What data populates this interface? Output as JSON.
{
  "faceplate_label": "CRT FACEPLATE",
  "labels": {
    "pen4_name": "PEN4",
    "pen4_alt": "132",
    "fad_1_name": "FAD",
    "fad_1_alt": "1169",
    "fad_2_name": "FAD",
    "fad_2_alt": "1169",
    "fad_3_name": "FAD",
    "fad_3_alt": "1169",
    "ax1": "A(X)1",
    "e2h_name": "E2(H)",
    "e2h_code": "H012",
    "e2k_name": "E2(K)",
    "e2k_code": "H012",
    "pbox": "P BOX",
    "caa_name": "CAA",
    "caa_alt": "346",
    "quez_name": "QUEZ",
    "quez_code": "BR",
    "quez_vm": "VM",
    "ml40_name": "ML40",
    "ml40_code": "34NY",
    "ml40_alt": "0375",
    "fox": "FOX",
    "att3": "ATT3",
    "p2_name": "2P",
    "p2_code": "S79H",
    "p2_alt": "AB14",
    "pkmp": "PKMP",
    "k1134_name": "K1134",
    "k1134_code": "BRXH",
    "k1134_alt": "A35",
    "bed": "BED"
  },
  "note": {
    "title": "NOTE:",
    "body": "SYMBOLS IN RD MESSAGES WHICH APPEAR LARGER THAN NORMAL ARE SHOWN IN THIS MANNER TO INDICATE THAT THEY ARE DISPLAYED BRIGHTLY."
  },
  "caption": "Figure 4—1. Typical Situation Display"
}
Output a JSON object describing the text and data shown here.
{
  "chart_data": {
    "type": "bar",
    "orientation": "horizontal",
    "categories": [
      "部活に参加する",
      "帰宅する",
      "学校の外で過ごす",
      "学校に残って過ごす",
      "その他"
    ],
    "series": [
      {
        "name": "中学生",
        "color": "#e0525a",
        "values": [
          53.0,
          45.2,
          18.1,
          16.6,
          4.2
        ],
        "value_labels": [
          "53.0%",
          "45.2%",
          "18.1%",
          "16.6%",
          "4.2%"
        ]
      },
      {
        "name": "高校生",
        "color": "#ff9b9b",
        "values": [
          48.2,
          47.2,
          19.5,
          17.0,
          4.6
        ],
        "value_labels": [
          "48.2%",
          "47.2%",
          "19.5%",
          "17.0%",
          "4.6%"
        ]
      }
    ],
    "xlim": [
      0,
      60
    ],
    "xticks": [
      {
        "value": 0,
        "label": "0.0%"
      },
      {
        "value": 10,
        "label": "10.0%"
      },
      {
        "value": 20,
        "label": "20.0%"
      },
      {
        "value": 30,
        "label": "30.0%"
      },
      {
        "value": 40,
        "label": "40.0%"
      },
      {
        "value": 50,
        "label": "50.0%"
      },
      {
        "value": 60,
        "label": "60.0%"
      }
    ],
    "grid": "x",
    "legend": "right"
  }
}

- _STATED PROBLEM_: Extract all the material, leaving every line as it is.

- _TASK SOLUTION_:
What data populates this interface? Output as JSON.
{
  "faceplate_label": "CRT FACEPLATE",
  "labels": {
    "pen4_name": "PEN4",
    "pen4_alt": "132",
    "fad_1_name": "FAD",
    "fad_1_alt": "1169",
    "fad_2_name": "FAD",
    "fad_2_alt": "1169",
    "fad_3_name": "FAD",
    "fad_3_alt": "1169",
    "ax1": "A(X)1",
    "e2h_name": "E2(H)",
    "e2h_code": "H012",
    "e2k_name": "E2(K)",
    "e2k_code": "H012",
    "pbox": "P BOX",
    "caa_name": "CAA",
    "caa_alt": "346",
    "quez_name": "QUEZ",
    "quez_code": "BR",
    "quez_vm": "VM",
    "ml40_name": "ML40",
    "ml40_code": "34NY",
    "ml40_alt": "0375",
    "fox": "FOX",
    "att3": "ATT3",
    "p2_name": "2P",
    "p2_code": "S79H",
    "p2_alt": "AB14",
    "pkmp": "PKMP",
    "k1134_name": "K1134",
    "k1134_code": "BRXH",
    "k1134_alt": "A35",
    "bed": "BED"
  },
  "note": {
    "title": "NOTE:",
    "body": "SYMBOLS IN RD MESSAGES WHICH APPEAR LARGER THAN NORMAL ARE SHOWN IN THIS MANNER TO INDICATE THAT THEY ARE DISPLAYED BRIGHTLY."
  },
  "caption": "Figure 4—1. Typical Situation Display"
}
Output a JSON object describing the text and data shown here.
{
  "chart_data": {
    "type": "bar",
    "orientation": "horizontal",
    "categories": [
      "部活に参加する",
      "帰宅する",
      "学校の外で過ごす",
      "学校に残って過ごす",
      "その他"
    ],
    "series": [
      {
        "name": "中学生",
        "color": "#e0525a",
        "values": [
          53.0,
          45.2,
          18.1,
          16.6,
          4.2
        ],
        "value_labels": [
          "53.0%",
          "45.2%",
          "18.1%",
          "16.6%",
          "4.2%"
        ]
      },
      {
        "name": "高校生",
        "color": "#ff9b9b",
        "values": [
          48.2,
          47.2,
          19.5,
          17.0,
          4.6
        ],
        "value_labels": [
          "48.2%",
          "47.2%",
          "19.5%",
          "17.0%",
          "4.6%"
        ]
      }
    ],
    "xlim": [
      0,
      60
    ],
    "xticks": [
      {
        "value": 0,
        "label": "0.0%"
      },
      {
        "value": 10,
        "label": "10.0%"
      },
      {
        "value": 20,
        "label": "20.0%"
      },
      {
        "value": 30,
        "label": "30.0%"
      },
      {
        "value": 40,
        "label": "40.0%"
      },
      {
        "value": 50,
        "label": "50.0%"
      },
      {
        "value": 60,
        "label": "60.0%"
      }
    ],
    "grid": "x",
    "legend": "right"
  }
}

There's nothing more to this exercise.